[WORK REQUIRED]: In the listing below, locate the lines that hold "Precizati" and copy them.

[ENTRIES SHOWN]:
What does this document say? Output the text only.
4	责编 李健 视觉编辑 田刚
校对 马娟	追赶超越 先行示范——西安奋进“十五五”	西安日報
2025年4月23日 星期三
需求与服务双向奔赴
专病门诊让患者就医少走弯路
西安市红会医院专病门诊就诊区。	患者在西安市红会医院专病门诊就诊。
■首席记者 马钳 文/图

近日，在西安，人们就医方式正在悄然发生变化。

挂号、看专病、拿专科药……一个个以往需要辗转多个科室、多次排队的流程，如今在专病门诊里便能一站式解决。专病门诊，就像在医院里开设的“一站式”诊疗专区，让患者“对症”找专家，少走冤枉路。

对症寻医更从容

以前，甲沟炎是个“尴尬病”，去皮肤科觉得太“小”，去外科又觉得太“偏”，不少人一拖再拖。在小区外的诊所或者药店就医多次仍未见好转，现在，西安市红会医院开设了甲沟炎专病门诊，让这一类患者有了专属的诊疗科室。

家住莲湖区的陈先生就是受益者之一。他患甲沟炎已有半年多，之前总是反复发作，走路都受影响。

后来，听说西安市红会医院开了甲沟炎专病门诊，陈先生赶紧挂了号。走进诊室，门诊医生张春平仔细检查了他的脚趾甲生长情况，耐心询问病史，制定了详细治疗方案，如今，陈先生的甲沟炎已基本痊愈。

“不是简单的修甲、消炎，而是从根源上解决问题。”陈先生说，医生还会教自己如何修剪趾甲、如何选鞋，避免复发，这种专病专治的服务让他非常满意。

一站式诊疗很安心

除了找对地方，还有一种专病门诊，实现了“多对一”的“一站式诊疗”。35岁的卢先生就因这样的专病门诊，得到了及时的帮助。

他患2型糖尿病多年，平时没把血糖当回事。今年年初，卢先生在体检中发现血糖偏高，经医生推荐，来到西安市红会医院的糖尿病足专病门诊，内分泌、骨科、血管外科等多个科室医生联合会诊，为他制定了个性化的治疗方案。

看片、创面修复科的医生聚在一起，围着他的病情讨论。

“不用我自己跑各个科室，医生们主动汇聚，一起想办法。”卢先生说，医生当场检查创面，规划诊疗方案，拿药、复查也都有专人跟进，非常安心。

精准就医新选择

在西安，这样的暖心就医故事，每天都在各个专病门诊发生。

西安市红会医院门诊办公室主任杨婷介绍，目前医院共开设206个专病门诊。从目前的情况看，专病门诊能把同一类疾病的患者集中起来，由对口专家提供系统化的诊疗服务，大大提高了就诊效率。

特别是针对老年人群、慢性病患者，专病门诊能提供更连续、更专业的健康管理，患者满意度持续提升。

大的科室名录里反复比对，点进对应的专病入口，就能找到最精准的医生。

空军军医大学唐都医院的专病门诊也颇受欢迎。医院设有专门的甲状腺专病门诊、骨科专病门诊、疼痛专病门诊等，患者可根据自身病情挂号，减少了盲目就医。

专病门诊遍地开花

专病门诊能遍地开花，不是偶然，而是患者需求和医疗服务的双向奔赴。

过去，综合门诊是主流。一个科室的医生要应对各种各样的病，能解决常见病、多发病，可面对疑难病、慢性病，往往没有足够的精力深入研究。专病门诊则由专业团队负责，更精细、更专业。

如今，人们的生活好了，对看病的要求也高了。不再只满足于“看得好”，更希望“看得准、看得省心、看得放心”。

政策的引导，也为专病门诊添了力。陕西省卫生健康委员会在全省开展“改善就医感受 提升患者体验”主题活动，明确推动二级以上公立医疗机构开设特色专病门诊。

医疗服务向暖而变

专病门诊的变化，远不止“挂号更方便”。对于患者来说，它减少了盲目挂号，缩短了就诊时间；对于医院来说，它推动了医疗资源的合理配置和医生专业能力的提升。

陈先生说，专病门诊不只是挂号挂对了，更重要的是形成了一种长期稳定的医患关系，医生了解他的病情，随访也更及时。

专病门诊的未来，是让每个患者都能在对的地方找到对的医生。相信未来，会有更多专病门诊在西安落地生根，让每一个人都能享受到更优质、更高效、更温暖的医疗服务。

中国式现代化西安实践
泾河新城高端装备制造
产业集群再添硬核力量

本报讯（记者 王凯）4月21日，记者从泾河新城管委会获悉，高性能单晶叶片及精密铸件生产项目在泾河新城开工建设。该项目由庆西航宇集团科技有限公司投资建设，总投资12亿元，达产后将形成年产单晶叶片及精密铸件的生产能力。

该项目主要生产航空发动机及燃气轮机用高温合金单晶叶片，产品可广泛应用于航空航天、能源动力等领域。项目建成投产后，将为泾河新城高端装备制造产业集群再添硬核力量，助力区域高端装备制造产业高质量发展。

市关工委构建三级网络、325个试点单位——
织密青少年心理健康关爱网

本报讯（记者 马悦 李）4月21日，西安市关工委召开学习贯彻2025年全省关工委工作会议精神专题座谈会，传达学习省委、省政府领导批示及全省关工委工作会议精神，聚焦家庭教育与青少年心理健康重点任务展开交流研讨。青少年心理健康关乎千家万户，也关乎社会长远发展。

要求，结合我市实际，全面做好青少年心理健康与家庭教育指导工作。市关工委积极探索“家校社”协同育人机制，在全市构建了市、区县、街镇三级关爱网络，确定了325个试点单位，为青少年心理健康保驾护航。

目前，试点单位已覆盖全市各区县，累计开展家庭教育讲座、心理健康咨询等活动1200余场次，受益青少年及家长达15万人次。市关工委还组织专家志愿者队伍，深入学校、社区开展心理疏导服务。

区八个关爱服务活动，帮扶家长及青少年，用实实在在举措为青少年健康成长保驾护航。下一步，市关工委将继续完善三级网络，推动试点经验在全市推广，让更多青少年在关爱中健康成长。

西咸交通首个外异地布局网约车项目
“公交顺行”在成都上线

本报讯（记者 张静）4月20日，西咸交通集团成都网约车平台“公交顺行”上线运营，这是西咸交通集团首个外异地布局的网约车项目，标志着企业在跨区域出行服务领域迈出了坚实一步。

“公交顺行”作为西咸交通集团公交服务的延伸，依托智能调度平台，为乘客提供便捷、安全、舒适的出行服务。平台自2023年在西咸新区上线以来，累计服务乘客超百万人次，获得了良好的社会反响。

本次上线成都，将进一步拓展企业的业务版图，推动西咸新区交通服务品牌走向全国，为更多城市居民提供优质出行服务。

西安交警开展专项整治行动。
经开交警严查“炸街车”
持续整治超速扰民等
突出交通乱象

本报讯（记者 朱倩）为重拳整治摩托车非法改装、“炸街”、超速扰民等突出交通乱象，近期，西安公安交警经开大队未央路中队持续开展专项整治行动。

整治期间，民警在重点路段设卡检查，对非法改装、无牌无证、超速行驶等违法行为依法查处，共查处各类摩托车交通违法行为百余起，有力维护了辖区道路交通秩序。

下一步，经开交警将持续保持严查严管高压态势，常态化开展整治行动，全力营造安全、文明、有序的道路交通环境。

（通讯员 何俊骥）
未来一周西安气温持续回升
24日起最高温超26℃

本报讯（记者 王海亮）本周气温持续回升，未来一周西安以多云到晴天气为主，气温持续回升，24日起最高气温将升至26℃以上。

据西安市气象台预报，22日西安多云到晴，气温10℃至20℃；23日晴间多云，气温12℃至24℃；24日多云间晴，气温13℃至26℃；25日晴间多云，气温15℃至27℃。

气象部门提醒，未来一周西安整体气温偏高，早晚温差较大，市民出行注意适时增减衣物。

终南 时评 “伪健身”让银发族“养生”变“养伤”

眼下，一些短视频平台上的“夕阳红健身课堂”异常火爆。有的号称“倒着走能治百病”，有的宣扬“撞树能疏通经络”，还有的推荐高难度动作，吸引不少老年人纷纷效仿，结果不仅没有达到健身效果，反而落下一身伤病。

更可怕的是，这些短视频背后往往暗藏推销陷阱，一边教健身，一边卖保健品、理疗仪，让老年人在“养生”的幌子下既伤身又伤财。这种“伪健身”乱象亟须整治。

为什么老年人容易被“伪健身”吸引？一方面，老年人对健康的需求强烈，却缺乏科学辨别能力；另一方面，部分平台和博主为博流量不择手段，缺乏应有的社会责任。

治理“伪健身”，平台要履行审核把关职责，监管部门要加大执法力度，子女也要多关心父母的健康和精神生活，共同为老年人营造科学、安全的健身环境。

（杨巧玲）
* * *
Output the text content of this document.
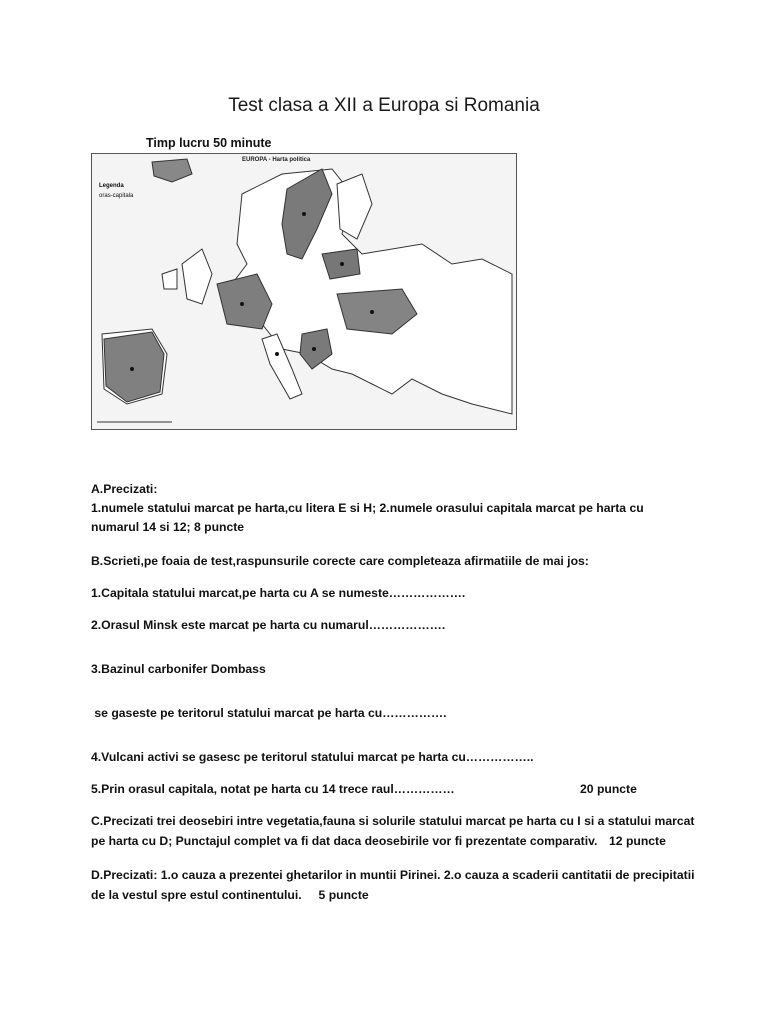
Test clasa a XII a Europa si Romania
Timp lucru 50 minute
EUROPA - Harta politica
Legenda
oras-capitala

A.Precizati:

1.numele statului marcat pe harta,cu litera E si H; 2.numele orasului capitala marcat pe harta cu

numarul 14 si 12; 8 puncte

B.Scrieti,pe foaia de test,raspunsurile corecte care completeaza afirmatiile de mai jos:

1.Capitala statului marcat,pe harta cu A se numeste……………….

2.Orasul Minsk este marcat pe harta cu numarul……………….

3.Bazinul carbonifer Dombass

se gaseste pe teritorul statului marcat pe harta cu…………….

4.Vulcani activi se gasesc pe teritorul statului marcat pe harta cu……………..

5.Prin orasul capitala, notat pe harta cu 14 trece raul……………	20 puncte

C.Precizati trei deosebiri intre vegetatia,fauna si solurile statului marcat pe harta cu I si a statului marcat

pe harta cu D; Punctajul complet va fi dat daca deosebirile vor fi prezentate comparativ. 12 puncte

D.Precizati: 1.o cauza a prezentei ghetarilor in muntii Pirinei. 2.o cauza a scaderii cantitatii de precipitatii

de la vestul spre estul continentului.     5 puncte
...
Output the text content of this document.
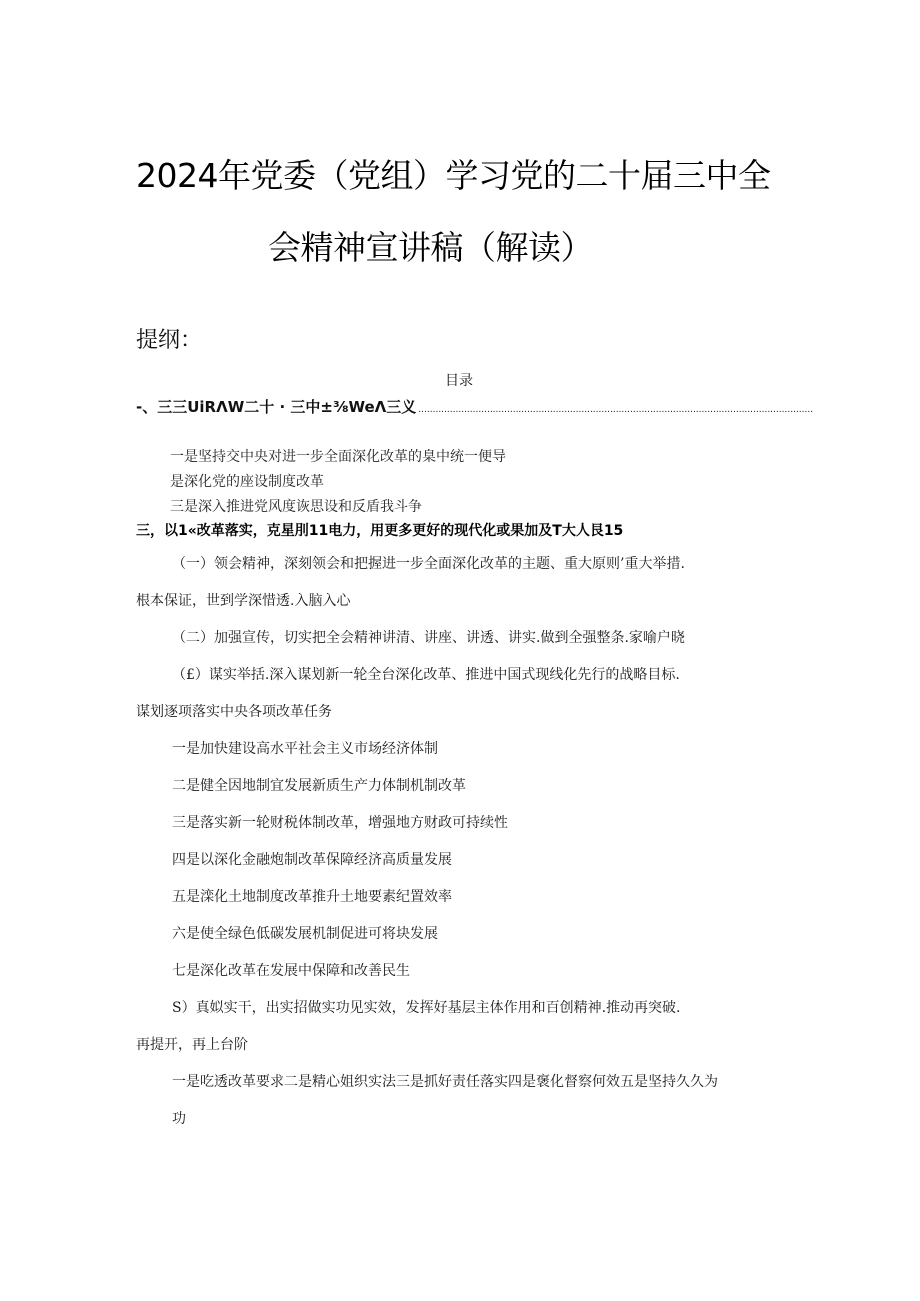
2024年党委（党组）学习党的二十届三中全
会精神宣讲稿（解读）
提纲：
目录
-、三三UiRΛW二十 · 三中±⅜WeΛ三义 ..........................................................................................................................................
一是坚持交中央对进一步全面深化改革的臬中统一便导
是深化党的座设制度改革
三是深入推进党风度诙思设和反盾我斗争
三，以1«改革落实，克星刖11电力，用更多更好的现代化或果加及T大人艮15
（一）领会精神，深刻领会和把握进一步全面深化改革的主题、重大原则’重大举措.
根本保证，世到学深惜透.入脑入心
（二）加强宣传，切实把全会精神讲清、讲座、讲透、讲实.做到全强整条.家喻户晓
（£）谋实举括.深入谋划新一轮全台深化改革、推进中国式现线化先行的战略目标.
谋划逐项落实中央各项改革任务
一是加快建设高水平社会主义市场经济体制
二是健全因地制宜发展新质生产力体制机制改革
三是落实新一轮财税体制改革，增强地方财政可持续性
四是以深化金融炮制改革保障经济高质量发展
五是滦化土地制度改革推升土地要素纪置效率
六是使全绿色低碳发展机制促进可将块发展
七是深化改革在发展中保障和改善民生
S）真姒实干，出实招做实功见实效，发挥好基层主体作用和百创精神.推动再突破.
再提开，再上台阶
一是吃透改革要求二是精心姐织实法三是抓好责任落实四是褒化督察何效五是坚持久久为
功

[RESPONSE TO THIS TASK]:
A.Precizati:
C.Precizati trei deosebiri intre vegetatia,fauna si solurile statului marcat pe harta cu I si a statului marcat
D.Precizati: 1.o cauza a prezentei ghetarilor in muntii Pirinei. 2.o cauza a scaderii cantitatii de precipitatii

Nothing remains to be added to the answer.